Entries from a dataset of interfaces
Start of Block

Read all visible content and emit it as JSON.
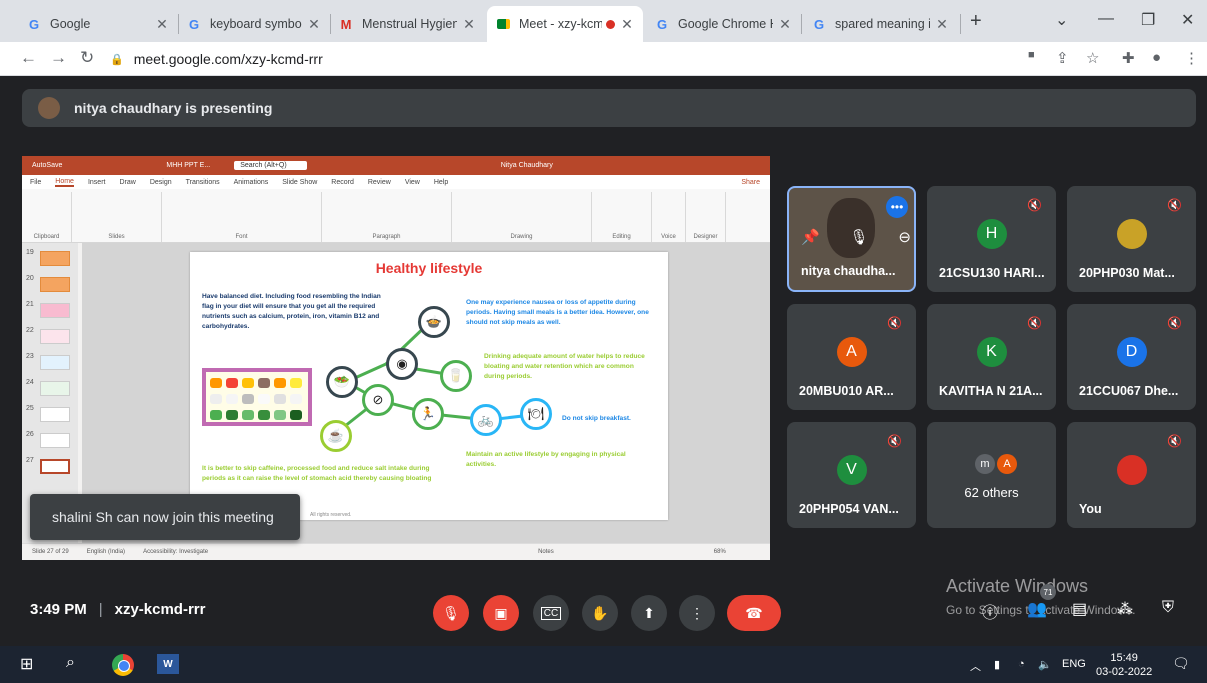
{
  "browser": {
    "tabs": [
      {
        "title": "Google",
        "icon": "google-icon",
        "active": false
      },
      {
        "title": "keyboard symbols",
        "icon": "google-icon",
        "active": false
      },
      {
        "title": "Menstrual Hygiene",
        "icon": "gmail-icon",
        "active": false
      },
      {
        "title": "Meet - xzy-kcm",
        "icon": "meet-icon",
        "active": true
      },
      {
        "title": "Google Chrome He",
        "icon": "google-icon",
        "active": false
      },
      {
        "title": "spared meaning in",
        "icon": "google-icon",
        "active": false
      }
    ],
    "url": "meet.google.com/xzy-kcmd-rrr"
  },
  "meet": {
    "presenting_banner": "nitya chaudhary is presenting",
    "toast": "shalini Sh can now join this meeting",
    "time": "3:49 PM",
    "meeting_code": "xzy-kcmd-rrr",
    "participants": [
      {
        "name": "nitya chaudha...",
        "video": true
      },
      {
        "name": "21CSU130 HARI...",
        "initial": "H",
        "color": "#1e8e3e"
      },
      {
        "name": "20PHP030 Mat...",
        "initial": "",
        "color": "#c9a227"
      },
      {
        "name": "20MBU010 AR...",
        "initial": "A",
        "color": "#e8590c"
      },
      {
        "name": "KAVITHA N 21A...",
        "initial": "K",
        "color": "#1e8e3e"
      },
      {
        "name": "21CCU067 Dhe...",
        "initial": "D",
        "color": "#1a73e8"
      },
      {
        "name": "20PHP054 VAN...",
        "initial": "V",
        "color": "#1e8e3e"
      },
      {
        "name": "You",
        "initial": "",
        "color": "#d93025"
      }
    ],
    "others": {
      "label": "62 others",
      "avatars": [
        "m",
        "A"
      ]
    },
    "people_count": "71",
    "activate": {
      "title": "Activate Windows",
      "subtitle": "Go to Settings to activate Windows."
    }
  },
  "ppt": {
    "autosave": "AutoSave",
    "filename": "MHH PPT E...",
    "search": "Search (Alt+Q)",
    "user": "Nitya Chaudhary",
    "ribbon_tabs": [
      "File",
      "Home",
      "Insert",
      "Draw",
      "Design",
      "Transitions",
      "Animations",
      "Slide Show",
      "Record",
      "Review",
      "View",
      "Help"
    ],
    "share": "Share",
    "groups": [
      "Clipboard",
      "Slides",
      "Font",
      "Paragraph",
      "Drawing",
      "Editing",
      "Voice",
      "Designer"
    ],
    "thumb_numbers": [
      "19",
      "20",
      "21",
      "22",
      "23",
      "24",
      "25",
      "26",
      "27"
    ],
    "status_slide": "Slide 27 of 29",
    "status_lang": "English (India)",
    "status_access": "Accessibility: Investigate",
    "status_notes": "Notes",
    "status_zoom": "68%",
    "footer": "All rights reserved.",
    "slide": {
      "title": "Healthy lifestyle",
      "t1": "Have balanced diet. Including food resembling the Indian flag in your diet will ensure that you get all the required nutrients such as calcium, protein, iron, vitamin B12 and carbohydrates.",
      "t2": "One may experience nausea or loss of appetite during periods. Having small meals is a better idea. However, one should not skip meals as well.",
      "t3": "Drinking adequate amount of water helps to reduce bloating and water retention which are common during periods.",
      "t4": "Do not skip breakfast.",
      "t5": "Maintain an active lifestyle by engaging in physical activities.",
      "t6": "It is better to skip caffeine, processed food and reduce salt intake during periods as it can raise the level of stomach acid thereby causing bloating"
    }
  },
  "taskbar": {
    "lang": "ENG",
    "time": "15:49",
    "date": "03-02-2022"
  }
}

End of Block

Leaving aside the images, write out every entry above exactly.

Read all visible content and emit it as JSON.
{
  "browser": {
    "tabs": [
      {
        "title": "Google",
        "icon": "google-icon",
        "active": false
      },
      {
        "title": "keyboard symbols",
        "icon": "google-icon",
        "active": false
      },
      {
        "title": "Menstrual Hygiene",
        "icon": "gmail-icon",
        "active": false
      },
      {
        "title": "Meet - xzy-kcm",
        "icon": "meet-icon",
        "active": true
      },
      {
        "title": "Google Chrome He",
        "icon": "google-icon",
        "active": false
      },
      {
        "title": "spared meaning in",
        "icon": "google-icon",
        "active": false
      }
    ],
    "url": "meet.google.com/xzy-kcmd-rrr"
  },
  "meet": {
    "presenting_banner": "nitya chaudhary is presenting",
    "toast": "shalini Sh can now join this meeting",
    "time": "3:49 PM",
    "meeting_code": "xzy-kcmd-rrr",
    "participants": [
      {
        "name": "nitya chaudha...",
        "video": true
      },
      {
        "name": "21CSU130 HARI...",
        "initial": "H",
        "color": "#1e8e3e"
      },
      {
        "name": "20PHP030 Mat...",
        "initial": "",
        "color": "#c9a227"
      },
      {
        "name": "20MBU010 AR...",
        "initial": "A",
        "color": "#e8590c"
      },
      {
        "name": "KAVITHA N 21A...",
        "initial": "K",
        "color": "#1e8e3e"
      },
      {
        "name": "21CCU067 Dhe...",
        "initial": "D",
        "color": "#1a73e8"
      },
      {
        "name": "20PHP054 VAN...",
        "initial": "V",
        "color": "#1e8e3e"
      },
      {
        "name": "You",
        "initial": "",
        "color": "#d93025"
      }
    ],
    "others": {
      "label": "62 others",
      "avatars": [
        "m",
        "A"
      ]
    },
    "people_count": "71",
    "activate": {
      "title": "Activate Windows",
      "subtitle": "Go to Settings to activate Windows."
    }
  },
  "ppt": {
    "autosave": "AutoSave",
    "filename": "MHH PPT E...",
    "search": "Search (Alt+Q)",
    "user": "Nitya Chaudhary",
    "ribbon_tabs": [
      "File",
      "Home",
      "Insert",
      "Draw",
      "Design",
      "Transitions",
      "Animations",
      "Slide Show",
      "Record",
      "Review",
      "View",
      "Help"
    ],
    "share": "Share",
    "groups": [
      "Clipboard",
      "Slides",
      "Font",
      "Paragraph",
      "Drawing",
      "Editing",
      "Voice",
      "Designer"
    ],
    "thumb_numbers": [
      "19",
      "20",
      "21",
      "22",
      "23",
      "24",
      "25",
      "26",
      "27"
    ],
    "status_slide": "Slide 27 of 29",
    "status_lang": "English (India)",
    "status_access": "Accessibility: Investigate",
    "status_notes": "Notes",
    "status_zoom": "68%",
    "footer": "All rights reserved.",
    "slide": {
      "title": "Healthy lifestyle",
      "t1": "Have balanced diet. Including food resembling the Indian flag in your diet will ensure that you get all the required nutrients such as calcium, protein, iron, vitamin B12 and carbohydrates.",
      "t2": "One may experience nausea or loss of appetite during periods. Having small meals is a better idea. However, one should not skip meals as well.",
      "t3": "Drinking adequate amount of water helps to reduce bloating and water retention which are common during periods.",
      "t4": "Do not skip breakfast.",
      "t5": "Maintain an active lifestyle by engaging in physical activities.",
      "t6": "It is better to skip caffeine, processed food and reduce salt intake during periods as it can raise the level of stomach acid thereby causing bloating"
    }
  },
  "taskbar": {
    "lang": "ENG",
    "time": "15:49",
    "date": "03-02-2022"
  }
}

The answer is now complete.